There are now 12 people gathered in this house for the holidays. Every nook has someone
sleeping in it. I wake up early, as is my habit, and lay in bed for an hour enjoying the quiet. Soon the house will be people everywhere, laughing, cooking, relaxing, sitting in front of the fireplace, wrapping last minute Christmas presents, football game on the television, little girls running around the house. A peaceful chaos.
As I lay in the dark and stillness of the morning, I begin to pray. Thinking of a few Bible verses
I’ve been memorizing. Talking to God about what I hope for next year. Wondering if what I want to do lines up with what He needs me to do. Thanking Him for a warm house and cozy bed
when it’s -10 degrees outside.
Faces appear in my mind, people God has brought into my life in the last several months. A woman alone trying to recover from cancer. A young man staying in our home on the weekends.
A high school student who is having a hard time. My daughter who will leave for college when
the calendar turns to 2012. My son who I need to let grow up. My husband who will preach the Christmas sermon tomorrow. The album of faces is thick. So many people whose lives intersect with mine, and their difficulties and challenges weigh on my mind and heart. What can I possibly be or do that will make a difference in their lives? I pray about that. Lord, how can I love them all?
There are two places my life toggles between:
The quiet hours of prayer. Asking God to give me a bigger heart. Confessing my impatience and lack of understanding and weakness in caring for people. Lifting up each name and all their burdens. Casting those cares on the Lord. Filling up my own soul with the presence of God.
The busy hours. People everywhere I turn. Trying to love. Giving a hug. Listening. Overlooking faults. A word of counsel. Putting down my tasks to be with someone. Looking for the right
words to give. Seeing the hurts of so many.
It was the life Jesus lived. People - toggle to solitude - toggle to people - toggle to solitude -toggle to people. The one requires the other.

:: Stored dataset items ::
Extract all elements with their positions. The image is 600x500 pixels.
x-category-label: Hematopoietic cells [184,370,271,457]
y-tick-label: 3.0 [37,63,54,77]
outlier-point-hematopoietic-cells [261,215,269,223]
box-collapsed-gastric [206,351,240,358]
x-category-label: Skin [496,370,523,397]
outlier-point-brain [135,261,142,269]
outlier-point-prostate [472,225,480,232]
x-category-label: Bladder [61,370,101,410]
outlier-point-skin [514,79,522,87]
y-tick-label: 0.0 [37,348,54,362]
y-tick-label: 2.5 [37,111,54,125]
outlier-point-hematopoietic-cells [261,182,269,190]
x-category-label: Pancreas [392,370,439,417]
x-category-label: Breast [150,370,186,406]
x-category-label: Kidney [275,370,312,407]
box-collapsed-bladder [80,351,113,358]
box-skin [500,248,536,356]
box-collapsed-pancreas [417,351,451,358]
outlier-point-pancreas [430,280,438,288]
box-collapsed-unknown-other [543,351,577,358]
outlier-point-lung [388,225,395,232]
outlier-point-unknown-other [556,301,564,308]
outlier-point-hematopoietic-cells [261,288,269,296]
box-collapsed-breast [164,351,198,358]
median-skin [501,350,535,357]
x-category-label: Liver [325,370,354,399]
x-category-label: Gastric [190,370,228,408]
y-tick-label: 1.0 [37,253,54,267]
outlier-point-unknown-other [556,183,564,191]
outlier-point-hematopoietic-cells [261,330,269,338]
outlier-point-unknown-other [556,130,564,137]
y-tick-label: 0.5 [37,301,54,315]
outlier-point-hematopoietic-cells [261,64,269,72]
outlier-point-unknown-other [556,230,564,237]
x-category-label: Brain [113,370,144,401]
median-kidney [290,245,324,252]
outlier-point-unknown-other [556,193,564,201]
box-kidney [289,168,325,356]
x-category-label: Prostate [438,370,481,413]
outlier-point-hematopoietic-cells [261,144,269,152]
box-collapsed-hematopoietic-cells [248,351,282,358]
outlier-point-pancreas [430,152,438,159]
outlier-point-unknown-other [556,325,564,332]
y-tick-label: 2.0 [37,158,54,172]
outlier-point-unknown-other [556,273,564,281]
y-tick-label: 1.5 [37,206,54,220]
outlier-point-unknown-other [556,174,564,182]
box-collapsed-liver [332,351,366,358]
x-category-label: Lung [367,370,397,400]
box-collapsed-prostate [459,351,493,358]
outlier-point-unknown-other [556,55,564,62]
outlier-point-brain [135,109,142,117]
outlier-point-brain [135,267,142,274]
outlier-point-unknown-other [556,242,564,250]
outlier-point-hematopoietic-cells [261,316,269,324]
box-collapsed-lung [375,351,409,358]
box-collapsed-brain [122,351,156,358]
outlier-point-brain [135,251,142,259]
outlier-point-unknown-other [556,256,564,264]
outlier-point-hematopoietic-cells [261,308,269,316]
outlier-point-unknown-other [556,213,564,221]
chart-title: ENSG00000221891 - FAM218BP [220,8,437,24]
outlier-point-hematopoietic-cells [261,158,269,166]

:: Activities ::
a: Summarize the reflection on holiday prayer in two sentences.
b: In the reflection on holiday prayer, what outdoor temperature does the writer mention?

:: Solutions ::
a: With 12 people gathered in the house for the holidays, the writer wakes early and prays in the quiet, thinking of people God has brought into their life and asking how to love them all. The writer's life toggles between quiet hours of prayer and busy hours with people, as Jesus lived, and each requires the other.

b: -10 degrees.